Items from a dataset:
╔══

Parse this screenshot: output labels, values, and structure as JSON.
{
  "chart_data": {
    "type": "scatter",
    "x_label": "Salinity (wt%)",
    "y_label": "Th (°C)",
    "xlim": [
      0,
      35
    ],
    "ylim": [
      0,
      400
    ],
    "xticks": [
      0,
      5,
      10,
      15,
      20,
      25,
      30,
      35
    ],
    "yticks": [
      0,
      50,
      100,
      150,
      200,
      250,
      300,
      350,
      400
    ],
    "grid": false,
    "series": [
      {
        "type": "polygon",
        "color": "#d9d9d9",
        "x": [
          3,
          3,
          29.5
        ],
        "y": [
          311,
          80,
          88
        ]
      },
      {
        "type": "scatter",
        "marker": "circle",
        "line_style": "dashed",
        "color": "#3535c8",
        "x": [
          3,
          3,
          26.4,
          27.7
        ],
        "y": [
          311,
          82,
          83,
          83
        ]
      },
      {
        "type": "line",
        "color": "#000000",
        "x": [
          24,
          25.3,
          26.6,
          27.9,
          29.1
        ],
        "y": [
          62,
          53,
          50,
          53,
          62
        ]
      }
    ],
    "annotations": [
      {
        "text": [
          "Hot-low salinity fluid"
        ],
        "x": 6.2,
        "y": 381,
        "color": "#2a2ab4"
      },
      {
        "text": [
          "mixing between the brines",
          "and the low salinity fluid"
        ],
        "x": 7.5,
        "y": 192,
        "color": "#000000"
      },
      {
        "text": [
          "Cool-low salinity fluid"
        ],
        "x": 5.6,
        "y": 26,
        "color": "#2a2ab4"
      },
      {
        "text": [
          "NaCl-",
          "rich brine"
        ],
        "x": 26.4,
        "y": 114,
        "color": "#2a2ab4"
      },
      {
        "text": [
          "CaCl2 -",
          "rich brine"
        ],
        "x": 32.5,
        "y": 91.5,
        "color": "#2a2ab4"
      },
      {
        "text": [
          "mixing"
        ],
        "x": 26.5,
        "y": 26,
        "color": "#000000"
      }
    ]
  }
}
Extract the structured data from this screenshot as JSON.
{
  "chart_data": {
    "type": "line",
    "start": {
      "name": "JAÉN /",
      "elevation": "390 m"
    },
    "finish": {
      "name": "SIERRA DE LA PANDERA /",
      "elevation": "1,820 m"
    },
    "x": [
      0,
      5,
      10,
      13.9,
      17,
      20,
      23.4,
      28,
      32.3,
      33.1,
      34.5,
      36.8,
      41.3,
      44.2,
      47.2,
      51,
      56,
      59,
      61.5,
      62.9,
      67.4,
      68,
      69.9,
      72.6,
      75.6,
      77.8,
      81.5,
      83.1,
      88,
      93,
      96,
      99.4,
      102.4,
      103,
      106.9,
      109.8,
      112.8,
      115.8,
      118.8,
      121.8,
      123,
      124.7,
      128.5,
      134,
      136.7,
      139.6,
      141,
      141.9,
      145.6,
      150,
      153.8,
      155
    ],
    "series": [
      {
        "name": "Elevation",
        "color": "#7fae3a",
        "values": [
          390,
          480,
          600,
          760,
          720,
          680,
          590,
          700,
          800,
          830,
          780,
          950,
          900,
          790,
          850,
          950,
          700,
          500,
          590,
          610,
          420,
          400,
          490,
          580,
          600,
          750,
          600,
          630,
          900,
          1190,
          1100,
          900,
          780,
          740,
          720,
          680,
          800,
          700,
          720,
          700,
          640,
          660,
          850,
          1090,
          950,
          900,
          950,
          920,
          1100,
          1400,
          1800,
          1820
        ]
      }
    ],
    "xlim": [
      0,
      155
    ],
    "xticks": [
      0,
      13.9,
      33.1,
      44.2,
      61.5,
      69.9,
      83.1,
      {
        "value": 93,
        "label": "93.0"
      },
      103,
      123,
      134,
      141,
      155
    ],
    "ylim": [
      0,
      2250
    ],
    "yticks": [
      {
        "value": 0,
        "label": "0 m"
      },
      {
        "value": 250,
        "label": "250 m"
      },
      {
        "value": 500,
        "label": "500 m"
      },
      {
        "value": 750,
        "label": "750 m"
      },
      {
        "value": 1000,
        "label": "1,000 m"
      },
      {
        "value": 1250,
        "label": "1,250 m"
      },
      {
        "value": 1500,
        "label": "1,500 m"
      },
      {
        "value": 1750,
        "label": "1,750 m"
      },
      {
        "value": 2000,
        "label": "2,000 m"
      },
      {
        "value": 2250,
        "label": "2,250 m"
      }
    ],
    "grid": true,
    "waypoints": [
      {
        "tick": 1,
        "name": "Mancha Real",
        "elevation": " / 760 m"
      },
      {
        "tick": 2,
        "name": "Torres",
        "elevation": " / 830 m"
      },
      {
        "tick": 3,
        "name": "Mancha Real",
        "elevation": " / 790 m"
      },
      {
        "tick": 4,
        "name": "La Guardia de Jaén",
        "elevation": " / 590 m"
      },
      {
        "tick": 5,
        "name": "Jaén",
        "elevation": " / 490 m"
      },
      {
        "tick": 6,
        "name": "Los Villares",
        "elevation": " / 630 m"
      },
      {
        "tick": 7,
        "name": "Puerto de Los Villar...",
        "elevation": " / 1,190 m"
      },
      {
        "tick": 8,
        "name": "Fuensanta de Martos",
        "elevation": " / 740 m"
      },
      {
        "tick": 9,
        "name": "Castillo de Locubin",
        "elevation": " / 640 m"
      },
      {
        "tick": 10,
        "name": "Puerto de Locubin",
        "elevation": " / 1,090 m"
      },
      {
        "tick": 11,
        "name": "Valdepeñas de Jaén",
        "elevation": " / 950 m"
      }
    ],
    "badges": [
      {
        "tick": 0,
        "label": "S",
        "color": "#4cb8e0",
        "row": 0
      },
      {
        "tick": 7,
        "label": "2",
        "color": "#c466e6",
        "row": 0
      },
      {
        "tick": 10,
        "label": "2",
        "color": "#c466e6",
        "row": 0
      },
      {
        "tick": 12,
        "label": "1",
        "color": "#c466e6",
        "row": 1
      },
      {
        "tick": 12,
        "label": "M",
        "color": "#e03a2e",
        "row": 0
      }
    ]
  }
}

╚══
╔══

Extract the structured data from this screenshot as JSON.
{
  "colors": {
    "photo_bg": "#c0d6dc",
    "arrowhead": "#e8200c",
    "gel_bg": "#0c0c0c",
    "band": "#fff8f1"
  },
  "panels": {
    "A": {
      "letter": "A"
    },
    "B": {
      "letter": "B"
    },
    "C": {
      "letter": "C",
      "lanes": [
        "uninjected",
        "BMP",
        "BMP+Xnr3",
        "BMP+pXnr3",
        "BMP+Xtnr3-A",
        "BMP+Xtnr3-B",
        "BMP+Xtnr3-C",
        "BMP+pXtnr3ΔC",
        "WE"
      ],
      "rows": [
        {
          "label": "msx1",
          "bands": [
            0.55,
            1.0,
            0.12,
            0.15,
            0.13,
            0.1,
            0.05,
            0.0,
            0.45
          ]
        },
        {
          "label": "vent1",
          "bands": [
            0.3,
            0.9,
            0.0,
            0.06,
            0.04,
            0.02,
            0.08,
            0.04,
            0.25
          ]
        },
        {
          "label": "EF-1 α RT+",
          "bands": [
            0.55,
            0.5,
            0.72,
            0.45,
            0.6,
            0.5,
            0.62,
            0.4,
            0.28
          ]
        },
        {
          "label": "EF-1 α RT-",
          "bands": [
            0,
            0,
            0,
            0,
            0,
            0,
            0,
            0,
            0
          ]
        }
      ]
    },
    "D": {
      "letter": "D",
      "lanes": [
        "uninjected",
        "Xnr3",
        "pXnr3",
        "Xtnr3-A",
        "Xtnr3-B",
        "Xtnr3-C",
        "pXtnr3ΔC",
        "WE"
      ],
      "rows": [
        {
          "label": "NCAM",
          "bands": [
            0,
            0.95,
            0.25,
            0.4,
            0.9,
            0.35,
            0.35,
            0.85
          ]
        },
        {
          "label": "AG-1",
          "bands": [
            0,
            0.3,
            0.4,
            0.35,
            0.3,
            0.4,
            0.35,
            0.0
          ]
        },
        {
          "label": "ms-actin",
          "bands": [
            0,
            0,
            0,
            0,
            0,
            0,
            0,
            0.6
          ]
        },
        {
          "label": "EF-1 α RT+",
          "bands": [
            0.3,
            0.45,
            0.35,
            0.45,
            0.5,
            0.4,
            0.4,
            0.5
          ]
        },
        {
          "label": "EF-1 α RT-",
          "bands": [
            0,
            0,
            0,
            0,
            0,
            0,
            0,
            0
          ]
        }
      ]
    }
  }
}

╚══

* Problem requirements
Copy every line of the listing containing the string "values".

* Exercise result
Parse this screenshot: output labels, values, and structure as JSON.
        "values": [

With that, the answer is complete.